→ TASK DESCRIPTION:
Give the data again, word for word.

:: PROVIDED ENTRIES ::

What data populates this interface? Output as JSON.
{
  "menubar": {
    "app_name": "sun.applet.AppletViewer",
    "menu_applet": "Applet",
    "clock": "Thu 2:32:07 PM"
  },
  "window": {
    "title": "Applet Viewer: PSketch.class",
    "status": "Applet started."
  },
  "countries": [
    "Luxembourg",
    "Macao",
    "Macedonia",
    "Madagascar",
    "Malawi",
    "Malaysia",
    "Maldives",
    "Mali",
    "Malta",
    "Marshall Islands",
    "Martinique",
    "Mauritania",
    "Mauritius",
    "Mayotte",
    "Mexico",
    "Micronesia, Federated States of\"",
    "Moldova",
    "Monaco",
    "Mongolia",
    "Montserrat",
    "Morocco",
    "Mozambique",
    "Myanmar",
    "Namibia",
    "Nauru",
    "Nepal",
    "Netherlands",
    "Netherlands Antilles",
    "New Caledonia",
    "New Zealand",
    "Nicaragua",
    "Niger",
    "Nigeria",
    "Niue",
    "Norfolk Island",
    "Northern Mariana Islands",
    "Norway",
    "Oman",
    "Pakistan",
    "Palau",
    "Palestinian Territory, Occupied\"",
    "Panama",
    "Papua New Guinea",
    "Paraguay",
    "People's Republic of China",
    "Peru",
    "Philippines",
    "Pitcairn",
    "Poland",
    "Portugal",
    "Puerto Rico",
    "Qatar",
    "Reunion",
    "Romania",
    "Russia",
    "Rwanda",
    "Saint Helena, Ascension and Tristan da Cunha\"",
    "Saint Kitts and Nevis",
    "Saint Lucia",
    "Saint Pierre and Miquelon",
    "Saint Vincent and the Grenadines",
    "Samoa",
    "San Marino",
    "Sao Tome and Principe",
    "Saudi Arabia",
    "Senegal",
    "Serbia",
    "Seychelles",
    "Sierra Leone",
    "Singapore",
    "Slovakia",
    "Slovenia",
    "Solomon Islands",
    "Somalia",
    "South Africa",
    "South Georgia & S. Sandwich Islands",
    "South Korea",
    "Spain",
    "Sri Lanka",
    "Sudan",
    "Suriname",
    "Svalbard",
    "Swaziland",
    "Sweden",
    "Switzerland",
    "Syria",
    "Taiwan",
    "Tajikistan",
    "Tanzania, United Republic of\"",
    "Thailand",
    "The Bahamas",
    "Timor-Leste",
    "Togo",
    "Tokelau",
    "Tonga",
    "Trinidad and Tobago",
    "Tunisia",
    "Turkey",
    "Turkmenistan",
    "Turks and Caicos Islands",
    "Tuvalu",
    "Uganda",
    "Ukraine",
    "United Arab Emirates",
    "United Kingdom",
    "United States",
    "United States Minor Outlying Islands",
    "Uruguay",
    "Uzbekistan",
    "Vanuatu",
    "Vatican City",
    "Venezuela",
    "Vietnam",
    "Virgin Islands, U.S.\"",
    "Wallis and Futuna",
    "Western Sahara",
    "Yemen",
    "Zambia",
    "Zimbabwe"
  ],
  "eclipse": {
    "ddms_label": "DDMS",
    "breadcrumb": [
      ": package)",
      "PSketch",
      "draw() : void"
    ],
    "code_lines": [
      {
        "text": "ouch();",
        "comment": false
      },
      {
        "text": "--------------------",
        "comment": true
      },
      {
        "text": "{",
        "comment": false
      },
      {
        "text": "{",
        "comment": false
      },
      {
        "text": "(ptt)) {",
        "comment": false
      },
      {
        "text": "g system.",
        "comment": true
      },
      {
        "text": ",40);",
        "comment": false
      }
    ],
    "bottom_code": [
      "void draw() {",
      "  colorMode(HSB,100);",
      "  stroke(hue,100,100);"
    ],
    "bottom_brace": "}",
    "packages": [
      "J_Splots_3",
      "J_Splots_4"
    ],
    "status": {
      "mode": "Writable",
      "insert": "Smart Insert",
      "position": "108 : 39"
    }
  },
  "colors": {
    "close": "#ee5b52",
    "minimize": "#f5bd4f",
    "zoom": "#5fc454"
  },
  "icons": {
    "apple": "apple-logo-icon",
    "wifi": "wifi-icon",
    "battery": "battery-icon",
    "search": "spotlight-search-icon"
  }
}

:::

→ FULL SOLUTION:
What data populates this interface? Output as JSON.
{
  "menubar": {
    "app_name": "sun.applet.AppletViewer",
    "menu_applet": "Applet",
    "clock": "Thu 2:32:07 PM"
  },
  "window": {
    "title": "Applet Viewer: PSketch.class",
    "status": "Applet started."
  },
  "countries": [
    "Luxembourg",
    "Macao",
    "Macedonia",
    "Madagascar",
    "Malawi",
    "Malaysia",
    "Maldives",
    "Mali",
    "Malta",
    "Marshall Islands",
    "Martinique",
    "Mauritania",
    "Mauritius",
    "Mayotte",
    "Mexico",
    "Micronesia, Federated States of\"",
    "Moldova",
    "Monaco",
    "Mongolia",
    "Montserrat",
    "Morocco",
    "Mozambique",
    "Myanmar",
    "Namibia",
    "Nauru",
    "Nepal",
    "Netherlands",
    "Netherlands Antilles",
    "New Caledonia",
    "New Zealand",
    "Nicaragua",
    "Niger",
    "Nigeria",
    "Niue",
    "Norfolk Island",
    "Northern Mariana Islands",
    "Norway",
    "Oman",
    "Pakistan",
    "Palau",
    "Palestinian Territory, Occupied\"",
    "Panama",
    "Papua New Guinea",
    "Paraguay",
    "People's Republic of China",
    "Peru",
    "Philippines",
    "Pitcairn",
    "Poland",
    "Portugal",
    "Puerto Rico",
    "Qatar",
    "Reunion",
    "Romania",
    "Russia",
    "Rwanda",
    "Saint Helena, Ascension and Tristan da Cunha\"",
    "Saint Kitts and Nevis",
    "Saint Lucia",
    "Saint Pierre and Miquelon",
    "Saint Vincent and the Grenadines",
    "Samoa",
    "San Marino",
    "Sao Tome and Principe",
    "Saudi Arabia",
    "Senegal",
    "Serbia",
    "Seychelles",
    "Sierra Leone",
    "Singapore",
    "Slovakia",
    "Slovenia",
    "Solomon Islands",
    "Somalia",
    "South Africa",
    "South Georgia & S. Sandwich Islands",
    "South Korea",
    "Spain",
    "Sri Lanka",
    "Sudan",
    "Suriname",
    "Svalbard",
    "Swaziland",
    "Sweden",
    "Switzerland",
    "Syria",
    "Taiwan",
    "Tajikistan",
    "Tanzania, United Republic of\"",
    "Thailand",
    "The Bahamas",
    "Timor-Leste",
    "Togo",
    "Tokelau",
    "Tonga",
    "Trinidad and Tobago",
    "Tunisia",
    "Turkey",
    "Turkmenistan",
    "Turks and Caicos Islands",
    "Tuvalu",
    "Uganda",
    "Ukraine",
    "United Arab Emirates",
    "United Kingdom",
    "United States",
    "United States Minor Outlying Islands",
    "Uruguay",
    "Uzbekistan",
    "Vanuatu",
    "Vatican City",
    "Venezuela",
    "Vietnam",
    "Virgin Islands, U.S.\"",
    "Wallis and Futuna",
    "Western Sahara",
    "Yemen",
    "Zambia",
    "Zimbabwe"
  ],
  "eclipse": {
    "ddms_label": "DDMS",
    "breadcrumb": [
      ": package)",
      "PSketch",
      "draw() : void"
    ],
    "code_lines": [
      {
        "text": "ouch();",
        "comment": false
      },
      {
        "text": "--------------------",
        "comment": true
      },
      {
        "text": "{",
        "comment": false
      },
      {
        "text": "{",
        "comment": false
      },
      {
        "text": "(ptt)) {",
        "comment": false
      },
      {
        "text": "g system.",
        "comment": true
      },
      {
        "text": ",40);",
        "comment": false
      }
    ],
    "bottom_code": [
      "void draw() {",
      "  colorMode(HSB,100);",
      "  stroke(hue,100,100);"
    ],
    "bottom_brace": "}",
    "packages": [
      "J_Splots_3",
      "J_Splots_4"
    ],
    "status": {
      "mode": "Writable",
      "insert": "Smart Insert",
      "position": "108 : 39"
    }
  },
  "colors": {
    "close": "#ee5b52",
    "minimize": "#f5bd4f",
    "zoom": "#5fc454"
  },
  "icons": {
    "apple": "apple-logo-icon",
    "wifi": "wifi-icon",
    "battery": "battery-icon",
    "search": "spotlight-search-icon"
  }
}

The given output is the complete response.